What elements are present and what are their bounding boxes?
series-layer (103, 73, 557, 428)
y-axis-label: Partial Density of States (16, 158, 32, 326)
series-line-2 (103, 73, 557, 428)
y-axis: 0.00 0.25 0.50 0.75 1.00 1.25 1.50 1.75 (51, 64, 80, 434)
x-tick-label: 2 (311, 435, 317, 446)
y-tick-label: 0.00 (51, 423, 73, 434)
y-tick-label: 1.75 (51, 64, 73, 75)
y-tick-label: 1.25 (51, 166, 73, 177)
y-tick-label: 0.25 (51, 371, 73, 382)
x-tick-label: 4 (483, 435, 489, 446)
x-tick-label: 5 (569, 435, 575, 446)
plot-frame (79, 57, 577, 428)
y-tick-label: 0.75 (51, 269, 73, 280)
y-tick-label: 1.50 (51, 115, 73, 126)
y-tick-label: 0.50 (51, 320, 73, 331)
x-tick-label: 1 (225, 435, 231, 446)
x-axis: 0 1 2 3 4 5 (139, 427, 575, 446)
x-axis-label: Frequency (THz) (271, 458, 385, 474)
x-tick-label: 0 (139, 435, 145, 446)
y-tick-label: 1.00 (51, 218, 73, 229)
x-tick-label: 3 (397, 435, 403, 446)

→ What you have to do: Update the items above so that every "Frequency (THz)" becomes "Frequency (GHz)", leaving everything else the same.

→ Problem solution:
What elements are present and what are their bounding boxes?
series-layer (103, 73, 557, 428)
y-axis-label: Partial Density of States (16, 158, 32, 326)
series-line-2 (103, 73, 557, 428)
y-axis: 0.00 0.25 0.50 0.75 1.00 1.25 1.50 1.75 (51, 64, 80, 434)
x-tick-label: 2 (311, 435, 317, 446)
y-tick-label: 0.00 (51, 423, 73, 434)
y-tick-label: 1.75 (51, 64, 73, 75)
y-tick-label: 1.25 (51, 166, 73, 177)
y-tick-label: 0.25 (51, 371, 73, 382)
x-tick-label: 4 (483, 435, 489, 446)
x-tick-label: 5 (569, 435, 575, 446)
plot-frame (79, 57, 577, 428)
y-tick-label: 0.75 (51, 269, 73, 280)
y-tick-label: 1.50 (51, 115, 73, 126)
y-tick-label: 0.50 (51, 320, 73, 331)
x-tick-label: 1 (225, 435, 231, 446)
x-axis: 0 1 2 3 4 5 (139, 427, 575, 446)
x-axis-label: Frequency (GHz) (271, 458, 385, 474)
x-tick-label: 0 (139, 435, 145, 446)
y-tick-label: 1.00 (51, 218, 73, 229)
x-tick-label: 3 (397, 435, 403, 446)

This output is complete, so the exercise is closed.